INSTRUCTION. Look through the material below and count the lines with the string "службы". Report only the count.

++++++

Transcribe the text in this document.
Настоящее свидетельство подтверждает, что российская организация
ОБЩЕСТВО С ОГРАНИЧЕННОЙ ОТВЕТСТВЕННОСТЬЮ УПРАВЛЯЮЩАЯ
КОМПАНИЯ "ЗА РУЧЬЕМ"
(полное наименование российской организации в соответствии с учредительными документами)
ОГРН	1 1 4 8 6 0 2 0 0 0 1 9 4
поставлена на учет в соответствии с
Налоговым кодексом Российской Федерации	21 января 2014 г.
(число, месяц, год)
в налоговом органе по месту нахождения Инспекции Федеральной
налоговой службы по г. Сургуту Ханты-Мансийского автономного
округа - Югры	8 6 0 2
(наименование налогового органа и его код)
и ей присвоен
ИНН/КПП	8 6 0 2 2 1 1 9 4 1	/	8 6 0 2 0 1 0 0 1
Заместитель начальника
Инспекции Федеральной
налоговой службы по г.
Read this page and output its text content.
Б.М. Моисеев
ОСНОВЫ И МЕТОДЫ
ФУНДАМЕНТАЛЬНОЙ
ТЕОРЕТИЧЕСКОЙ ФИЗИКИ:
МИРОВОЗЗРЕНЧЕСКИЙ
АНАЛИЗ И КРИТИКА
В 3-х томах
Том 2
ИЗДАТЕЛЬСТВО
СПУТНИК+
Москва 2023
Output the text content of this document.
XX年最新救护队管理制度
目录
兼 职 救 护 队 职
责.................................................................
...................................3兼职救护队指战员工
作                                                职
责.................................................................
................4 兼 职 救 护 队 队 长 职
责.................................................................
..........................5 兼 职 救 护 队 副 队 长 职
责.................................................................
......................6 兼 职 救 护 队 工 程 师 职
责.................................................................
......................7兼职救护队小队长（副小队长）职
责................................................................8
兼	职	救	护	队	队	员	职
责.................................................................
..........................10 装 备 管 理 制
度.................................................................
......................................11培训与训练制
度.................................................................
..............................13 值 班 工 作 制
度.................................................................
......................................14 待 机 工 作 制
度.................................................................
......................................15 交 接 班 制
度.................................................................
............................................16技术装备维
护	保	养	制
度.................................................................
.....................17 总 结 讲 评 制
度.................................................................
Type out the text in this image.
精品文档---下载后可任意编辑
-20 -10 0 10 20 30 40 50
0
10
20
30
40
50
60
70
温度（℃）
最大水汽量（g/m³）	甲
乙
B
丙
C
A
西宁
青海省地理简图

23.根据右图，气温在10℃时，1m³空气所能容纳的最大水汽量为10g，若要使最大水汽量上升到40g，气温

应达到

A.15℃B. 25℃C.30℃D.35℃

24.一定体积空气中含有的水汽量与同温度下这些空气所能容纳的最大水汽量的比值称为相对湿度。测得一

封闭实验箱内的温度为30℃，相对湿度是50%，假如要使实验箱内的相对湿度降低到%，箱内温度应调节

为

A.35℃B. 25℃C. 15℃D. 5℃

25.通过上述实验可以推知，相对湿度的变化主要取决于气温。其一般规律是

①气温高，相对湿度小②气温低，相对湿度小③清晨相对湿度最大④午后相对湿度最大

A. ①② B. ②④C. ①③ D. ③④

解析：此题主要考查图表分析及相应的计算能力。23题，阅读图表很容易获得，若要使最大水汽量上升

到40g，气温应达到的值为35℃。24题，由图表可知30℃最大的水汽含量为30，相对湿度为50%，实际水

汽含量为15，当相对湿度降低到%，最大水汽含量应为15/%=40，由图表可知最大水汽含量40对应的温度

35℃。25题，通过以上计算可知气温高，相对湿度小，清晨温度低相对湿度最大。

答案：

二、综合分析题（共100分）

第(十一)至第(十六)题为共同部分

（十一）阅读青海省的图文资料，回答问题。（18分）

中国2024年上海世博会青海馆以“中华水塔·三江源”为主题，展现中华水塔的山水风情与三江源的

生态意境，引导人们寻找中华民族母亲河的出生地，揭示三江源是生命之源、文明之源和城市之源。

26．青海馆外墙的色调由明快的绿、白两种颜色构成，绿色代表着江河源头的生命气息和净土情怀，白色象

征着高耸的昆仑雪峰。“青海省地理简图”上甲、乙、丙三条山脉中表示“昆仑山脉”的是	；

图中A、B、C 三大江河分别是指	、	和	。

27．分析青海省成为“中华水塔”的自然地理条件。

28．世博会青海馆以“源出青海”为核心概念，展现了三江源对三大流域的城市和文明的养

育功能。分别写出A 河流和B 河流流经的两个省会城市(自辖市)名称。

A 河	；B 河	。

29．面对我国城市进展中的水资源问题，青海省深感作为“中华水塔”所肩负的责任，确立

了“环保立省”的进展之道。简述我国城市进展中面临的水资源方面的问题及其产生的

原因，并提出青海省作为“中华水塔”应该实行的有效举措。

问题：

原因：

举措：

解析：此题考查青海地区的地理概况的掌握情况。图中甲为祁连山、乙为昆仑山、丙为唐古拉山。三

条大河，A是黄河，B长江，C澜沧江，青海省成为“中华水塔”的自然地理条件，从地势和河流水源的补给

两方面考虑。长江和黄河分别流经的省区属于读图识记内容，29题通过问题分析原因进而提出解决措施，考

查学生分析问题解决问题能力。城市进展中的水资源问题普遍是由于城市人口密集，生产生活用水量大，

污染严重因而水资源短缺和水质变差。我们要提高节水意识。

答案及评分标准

++++++

TASK RESULT. 2